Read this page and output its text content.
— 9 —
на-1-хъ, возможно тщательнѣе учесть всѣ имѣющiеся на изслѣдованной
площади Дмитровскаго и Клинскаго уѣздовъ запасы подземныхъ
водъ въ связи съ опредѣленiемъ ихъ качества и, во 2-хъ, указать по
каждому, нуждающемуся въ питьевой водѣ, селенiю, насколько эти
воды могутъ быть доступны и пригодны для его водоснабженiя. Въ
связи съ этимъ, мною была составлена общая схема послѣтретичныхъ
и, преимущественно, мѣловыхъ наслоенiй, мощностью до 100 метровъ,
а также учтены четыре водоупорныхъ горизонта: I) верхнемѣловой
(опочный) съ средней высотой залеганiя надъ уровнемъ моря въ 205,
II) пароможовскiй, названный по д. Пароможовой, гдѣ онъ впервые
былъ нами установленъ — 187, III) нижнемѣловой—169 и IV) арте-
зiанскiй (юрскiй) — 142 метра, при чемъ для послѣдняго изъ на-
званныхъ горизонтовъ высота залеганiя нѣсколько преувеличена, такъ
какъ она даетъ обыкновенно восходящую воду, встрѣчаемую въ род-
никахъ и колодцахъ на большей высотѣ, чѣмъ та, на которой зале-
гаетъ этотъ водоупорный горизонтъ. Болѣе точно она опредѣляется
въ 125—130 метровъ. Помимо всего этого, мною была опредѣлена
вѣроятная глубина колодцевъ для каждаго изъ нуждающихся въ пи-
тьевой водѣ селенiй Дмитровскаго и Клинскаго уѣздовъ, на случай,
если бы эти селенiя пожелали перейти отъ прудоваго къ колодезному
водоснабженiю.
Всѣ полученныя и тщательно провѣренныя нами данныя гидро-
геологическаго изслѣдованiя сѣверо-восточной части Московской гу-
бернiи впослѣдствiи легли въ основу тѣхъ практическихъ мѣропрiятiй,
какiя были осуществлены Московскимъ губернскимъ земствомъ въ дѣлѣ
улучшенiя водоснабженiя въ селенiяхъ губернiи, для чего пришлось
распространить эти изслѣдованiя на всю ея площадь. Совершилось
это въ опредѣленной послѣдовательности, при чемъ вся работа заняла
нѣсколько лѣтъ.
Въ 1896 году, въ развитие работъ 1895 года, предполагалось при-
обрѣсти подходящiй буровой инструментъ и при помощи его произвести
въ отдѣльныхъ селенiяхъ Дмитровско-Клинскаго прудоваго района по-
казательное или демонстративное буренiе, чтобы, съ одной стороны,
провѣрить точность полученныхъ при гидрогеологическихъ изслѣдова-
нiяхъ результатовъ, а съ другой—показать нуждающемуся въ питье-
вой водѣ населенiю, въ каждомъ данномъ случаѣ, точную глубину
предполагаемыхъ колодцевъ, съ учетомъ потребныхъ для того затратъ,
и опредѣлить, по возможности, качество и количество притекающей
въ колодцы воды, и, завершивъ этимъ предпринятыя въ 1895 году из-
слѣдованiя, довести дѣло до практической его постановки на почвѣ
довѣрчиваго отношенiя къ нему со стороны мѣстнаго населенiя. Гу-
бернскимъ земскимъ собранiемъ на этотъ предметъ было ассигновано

▶ **Job**
Using the data above, copy each line that contains "метровъ".

▶ **Task solution**
и, преимущественно, мѣловыхъ наслоенiй, мощностью до 100 метровъ,
въ 125—130 метровъ. Помимо всего этого, мною была опредѣлена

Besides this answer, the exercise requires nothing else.